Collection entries

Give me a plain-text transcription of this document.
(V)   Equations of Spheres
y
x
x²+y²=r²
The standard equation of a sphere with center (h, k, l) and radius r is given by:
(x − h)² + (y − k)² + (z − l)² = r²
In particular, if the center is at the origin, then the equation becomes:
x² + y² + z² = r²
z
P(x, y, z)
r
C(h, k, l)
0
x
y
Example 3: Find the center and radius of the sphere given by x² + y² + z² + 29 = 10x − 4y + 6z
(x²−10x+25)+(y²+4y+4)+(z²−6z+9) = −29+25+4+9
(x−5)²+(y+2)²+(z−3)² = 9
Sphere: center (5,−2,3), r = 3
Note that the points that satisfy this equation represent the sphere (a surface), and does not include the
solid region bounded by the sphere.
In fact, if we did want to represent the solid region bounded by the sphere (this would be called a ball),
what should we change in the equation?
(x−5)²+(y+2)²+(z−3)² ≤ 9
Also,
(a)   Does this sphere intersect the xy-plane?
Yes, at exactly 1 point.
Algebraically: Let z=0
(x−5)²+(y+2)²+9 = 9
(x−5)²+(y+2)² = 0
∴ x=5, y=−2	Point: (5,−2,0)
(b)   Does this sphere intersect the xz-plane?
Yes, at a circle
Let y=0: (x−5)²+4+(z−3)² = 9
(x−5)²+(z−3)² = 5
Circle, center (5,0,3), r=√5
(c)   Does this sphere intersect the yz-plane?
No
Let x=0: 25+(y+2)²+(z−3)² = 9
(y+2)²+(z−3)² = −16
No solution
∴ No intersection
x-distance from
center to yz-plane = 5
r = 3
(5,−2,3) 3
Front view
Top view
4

Your goal
Retype all of the material, keeping each line exact.

Solution to the problem
Give me a plain-text transcription of this document.
(V)   Equations of Spheres
y
x
x²+y²=r²
The standard equation of a sphere with center (h, k, l) and radius r is given by:
(x − h)² + (y − k)² + (z − l)² = r²
In particular, if the center is at the origin, then the equation becomes:
x² + y² + z² = r²
z
P(x, y, z)
r
C(h, k, l)
0
x
y
Example 3: Find the center and radius of the sphere given by x² + y² + z² + 29 = 10x − 4y + 6z
(x²−10x+25)+(y²+4y+4)+(z²−6z+9) = −29+25+4+9
(x−5)²+(y+2)²+(z−3)² = 9
Sphere: center (5,−2,3), r = 3
Note that the points that satisfy this equation represent the sphere (a surface), and does not include the
solid region bounded by the sphere.
In fact, if we did want to represent the solid region bounded by the sphere (this would be called a ball),
what should we change in the equation?
(x−5)²+(y+2)²+(z−3)² ≤ 9
Also,
(a)   Does this sphere intersect the xy-plane?
Yes, at exactly 1 point.
Algebraically: Let z=0
(x−5)²+(y+2)²+9 = 9
(x−5)²+(y+2)² = 0
∴ x=5, y=−2	Point: (5,−2,0)
(b)   Does this sphere intersect the xz-plane?
Yes, at a circle
Let y=0: (x−5)²+4+(z−3)² = 9
(x−5)²+(z−3)² = 5
Circle, center (5,0,3), r=√5
(c)   Does this sphere intersect the yz-plane?
No
Let x=0: 25+(y+2)²+(z−3)² = 9
(y+2)²+(z−3)² = −16
No solution
∴ No intersection
x-distance from
center to yz-plane = 5
r = 3
(5,−2,3) 3
Front view
Top view
4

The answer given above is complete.